# PROBLEM TO SOLVE:
Each line containing the word "电路稳定后断开开关" must be reported.
== == ==
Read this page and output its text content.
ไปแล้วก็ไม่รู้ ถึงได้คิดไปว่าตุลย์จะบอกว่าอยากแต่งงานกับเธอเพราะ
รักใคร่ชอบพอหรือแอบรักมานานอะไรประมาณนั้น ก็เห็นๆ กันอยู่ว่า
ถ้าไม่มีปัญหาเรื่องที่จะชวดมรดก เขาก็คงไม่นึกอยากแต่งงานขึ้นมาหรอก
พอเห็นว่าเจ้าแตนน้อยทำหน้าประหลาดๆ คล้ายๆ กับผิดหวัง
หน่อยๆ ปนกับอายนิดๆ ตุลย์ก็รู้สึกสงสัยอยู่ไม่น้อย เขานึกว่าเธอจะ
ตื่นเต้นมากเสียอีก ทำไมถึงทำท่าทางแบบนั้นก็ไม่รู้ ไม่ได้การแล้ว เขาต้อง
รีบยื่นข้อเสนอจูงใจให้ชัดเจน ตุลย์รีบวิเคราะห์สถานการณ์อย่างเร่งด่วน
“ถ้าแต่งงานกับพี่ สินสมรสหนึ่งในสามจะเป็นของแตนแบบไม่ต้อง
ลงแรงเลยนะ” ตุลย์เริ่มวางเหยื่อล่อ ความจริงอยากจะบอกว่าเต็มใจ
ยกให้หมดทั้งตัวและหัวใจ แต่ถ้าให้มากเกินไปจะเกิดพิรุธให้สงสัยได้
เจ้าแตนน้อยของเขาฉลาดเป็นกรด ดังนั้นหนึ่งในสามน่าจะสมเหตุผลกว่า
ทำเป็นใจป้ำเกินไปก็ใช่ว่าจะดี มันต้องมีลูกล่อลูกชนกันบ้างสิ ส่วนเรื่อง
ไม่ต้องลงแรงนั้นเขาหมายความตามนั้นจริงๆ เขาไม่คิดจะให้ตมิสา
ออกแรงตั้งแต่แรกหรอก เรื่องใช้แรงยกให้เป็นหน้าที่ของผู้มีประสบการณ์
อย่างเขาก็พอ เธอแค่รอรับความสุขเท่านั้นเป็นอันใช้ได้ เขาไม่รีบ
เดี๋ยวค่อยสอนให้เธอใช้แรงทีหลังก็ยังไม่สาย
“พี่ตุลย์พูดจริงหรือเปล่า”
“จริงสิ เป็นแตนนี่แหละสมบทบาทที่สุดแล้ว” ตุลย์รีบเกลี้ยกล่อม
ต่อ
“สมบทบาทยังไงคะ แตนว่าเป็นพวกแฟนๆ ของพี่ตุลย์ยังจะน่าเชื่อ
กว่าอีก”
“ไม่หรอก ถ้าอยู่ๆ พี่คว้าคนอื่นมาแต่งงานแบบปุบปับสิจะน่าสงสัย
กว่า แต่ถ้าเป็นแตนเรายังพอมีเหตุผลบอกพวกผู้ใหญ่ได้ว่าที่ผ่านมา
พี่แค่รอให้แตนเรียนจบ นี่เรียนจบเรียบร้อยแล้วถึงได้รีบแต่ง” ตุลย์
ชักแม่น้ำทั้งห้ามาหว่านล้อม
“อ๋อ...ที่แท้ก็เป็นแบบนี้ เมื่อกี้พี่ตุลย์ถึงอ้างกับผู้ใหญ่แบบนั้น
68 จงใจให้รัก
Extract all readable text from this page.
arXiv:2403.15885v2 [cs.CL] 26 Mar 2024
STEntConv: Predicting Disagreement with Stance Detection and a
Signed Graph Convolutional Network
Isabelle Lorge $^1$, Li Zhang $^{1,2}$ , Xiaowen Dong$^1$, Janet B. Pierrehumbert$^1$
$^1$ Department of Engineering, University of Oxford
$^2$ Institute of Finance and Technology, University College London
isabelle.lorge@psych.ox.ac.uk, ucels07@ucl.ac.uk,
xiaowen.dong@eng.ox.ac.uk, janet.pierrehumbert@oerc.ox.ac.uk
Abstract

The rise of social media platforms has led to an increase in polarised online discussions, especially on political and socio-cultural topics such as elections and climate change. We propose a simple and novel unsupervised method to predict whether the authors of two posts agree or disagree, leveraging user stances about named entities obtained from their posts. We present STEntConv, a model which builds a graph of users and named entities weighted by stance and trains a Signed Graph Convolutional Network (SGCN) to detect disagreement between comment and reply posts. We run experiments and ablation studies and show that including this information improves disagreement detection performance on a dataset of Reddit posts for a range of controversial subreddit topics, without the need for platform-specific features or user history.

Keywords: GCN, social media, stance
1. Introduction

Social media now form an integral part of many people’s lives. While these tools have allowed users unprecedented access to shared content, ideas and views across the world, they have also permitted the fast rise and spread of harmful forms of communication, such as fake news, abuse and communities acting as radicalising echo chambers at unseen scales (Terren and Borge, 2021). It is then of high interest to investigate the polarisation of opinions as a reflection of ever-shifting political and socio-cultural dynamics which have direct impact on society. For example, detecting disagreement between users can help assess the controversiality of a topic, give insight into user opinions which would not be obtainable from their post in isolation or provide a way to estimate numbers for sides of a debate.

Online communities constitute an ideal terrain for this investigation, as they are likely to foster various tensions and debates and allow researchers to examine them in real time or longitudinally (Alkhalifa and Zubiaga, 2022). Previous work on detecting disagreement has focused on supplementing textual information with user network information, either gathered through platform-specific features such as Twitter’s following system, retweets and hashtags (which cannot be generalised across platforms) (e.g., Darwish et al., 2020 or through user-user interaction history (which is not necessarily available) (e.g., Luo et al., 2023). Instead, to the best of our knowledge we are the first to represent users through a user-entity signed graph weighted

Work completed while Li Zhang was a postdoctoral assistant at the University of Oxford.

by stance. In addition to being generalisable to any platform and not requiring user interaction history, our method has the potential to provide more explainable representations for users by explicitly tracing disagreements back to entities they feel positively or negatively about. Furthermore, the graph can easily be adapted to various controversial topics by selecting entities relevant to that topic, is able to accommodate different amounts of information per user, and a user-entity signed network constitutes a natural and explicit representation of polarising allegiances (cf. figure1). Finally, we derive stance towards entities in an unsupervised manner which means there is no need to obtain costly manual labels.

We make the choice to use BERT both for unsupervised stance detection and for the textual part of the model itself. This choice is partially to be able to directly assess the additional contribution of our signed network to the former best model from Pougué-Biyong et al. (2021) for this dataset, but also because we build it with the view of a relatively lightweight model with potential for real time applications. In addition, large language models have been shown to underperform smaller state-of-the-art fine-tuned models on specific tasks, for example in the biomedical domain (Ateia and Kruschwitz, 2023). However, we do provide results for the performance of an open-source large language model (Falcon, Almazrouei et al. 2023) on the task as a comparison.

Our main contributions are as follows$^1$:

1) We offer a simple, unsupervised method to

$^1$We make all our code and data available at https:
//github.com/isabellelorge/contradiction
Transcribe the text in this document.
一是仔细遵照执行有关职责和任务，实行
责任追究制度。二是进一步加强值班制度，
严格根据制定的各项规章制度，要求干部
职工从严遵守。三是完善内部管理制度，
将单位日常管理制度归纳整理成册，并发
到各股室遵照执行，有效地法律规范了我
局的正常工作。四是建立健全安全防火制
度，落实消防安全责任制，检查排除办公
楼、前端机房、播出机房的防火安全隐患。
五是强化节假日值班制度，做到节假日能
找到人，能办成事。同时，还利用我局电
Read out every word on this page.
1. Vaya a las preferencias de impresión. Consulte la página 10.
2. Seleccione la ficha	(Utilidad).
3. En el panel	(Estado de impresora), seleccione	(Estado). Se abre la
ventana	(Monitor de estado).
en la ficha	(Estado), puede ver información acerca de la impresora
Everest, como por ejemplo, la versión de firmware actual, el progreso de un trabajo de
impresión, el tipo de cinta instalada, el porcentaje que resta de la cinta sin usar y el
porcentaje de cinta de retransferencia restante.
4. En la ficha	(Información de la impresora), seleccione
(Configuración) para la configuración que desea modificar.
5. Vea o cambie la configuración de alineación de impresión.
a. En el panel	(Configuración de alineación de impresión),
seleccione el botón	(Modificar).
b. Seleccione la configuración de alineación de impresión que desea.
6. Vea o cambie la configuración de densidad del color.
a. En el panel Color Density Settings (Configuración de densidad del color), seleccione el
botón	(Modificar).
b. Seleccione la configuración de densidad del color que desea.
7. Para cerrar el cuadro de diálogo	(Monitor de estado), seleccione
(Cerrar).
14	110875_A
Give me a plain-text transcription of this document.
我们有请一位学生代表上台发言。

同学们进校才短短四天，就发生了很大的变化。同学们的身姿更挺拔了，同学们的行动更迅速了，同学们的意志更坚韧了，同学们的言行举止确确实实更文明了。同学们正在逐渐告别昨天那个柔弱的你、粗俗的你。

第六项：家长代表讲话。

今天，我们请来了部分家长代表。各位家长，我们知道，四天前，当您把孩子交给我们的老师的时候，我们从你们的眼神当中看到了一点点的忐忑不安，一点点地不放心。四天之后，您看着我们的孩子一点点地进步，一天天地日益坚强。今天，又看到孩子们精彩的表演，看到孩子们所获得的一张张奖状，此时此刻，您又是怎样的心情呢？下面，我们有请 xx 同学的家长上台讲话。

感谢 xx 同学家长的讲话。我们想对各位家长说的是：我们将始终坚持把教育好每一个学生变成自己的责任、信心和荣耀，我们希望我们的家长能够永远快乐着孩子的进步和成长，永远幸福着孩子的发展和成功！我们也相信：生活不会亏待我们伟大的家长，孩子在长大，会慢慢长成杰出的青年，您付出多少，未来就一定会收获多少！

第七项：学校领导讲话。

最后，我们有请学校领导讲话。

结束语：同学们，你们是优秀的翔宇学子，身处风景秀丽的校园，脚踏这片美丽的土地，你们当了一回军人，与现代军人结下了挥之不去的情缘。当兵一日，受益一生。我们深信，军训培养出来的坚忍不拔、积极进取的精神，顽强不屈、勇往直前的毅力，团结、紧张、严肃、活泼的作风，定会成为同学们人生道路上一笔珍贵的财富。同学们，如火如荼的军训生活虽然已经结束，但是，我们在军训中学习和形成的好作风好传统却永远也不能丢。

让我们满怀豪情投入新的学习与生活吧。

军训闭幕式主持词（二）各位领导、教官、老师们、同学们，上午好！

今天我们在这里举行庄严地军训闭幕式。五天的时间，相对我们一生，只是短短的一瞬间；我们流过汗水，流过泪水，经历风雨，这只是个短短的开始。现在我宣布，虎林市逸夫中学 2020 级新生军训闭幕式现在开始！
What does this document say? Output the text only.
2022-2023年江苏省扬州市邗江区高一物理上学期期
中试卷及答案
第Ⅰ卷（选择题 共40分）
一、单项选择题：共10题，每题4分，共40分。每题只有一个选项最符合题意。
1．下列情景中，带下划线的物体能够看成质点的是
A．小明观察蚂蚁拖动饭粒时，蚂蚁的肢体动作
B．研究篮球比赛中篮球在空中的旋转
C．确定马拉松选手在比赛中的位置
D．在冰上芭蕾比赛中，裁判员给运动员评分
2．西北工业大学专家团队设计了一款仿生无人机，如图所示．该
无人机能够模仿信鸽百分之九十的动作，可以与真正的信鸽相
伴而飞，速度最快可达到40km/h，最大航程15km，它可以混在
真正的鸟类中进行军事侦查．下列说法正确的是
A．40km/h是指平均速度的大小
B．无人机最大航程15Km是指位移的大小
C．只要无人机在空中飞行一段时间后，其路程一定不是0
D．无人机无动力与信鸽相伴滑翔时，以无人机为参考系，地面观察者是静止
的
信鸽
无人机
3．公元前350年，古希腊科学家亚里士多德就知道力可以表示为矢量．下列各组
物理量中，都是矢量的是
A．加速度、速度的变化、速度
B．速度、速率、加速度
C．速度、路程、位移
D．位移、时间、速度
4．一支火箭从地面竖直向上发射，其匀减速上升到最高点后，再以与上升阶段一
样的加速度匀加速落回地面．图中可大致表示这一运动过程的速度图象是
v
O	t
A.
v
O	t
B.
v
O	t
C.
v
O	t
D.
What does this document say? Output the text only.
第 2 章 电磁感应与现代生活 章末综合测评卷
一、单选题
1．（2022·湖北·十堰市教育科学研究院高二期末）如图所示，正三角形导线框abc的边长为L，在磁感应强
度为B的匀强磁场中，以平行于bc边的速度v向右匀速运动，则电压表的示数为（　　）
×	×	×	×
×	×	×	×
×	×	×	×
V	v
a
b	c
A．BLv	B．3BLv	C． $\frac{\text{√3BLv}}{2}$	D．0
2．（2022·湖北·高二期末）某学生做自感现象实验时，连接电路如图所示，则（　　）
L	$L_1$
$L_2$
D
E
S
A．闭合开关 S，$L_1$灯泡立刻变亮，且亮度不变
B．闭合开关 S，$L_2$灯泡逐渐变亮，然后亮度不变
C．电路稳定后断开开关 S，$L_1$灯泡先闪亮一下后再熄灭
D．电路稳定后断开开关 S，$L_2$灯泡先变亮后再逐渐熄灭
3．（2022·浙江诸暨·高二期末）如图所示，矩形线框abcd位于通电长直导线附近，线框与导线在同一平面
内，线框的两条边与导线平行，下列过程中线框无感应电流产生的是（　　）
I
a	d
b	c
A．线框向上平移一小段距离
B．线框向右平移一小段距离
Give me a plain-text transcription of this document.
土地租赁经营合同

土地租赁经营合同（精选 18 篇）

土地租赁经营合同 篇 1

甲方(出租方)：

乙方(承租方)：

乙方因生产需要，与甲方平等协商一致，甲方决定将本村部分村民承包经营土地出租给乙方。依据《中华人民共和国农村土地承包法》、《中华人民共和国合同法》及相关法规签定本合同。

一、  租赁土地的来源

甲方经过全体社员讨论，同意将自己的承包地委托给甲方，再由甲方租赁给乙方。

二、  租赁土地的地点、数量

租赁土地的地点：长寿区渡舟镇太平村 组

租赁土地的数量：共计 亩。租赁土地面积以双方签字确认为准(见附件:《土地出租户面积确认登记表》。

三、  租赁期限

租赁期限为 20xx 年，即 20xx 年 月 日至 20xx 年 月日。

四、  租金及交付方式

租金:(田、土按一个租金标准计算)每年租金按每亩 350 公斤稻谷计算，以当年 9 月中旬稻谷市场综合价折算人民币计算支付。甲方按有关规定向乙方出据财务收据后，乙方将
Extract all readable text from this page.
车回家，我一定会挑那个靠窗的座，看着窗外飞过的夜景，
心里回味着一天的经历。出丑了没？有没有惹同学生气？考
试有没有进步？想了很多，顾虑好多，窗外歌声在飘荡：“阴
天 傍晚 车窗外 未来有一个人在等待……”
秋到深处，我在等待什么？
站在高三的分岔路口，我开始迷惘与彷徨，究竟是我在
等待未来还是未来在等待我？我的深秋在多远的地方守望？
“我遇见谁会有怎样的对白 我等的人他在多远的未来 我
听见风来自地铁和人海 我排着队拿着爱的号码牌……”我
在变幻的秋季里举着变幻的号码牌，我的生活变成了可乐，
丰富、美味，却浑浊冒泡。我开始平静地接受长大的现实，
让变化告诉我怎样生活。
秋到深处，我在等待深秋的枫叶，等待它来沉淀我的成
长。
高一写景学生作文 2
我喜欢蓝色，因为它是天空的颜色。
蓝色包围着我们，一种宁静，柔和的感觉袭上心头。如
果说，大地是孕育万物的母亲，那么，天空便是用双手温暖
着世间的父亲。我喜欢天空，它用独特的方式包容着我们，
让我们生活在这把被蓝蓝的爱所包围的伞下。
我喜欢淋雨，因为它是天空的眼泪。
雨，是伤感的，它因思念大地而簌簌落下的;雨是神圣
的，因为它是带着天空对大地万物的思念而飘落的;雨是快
== == ==
# REPLY:
C．电路稳定后断开开关 S，$L_1$灯泡先闪亮一下后再熄灭
D．电路稳定后断开开关 S，$L_2$灯泡先变亮后再逐渐熄灭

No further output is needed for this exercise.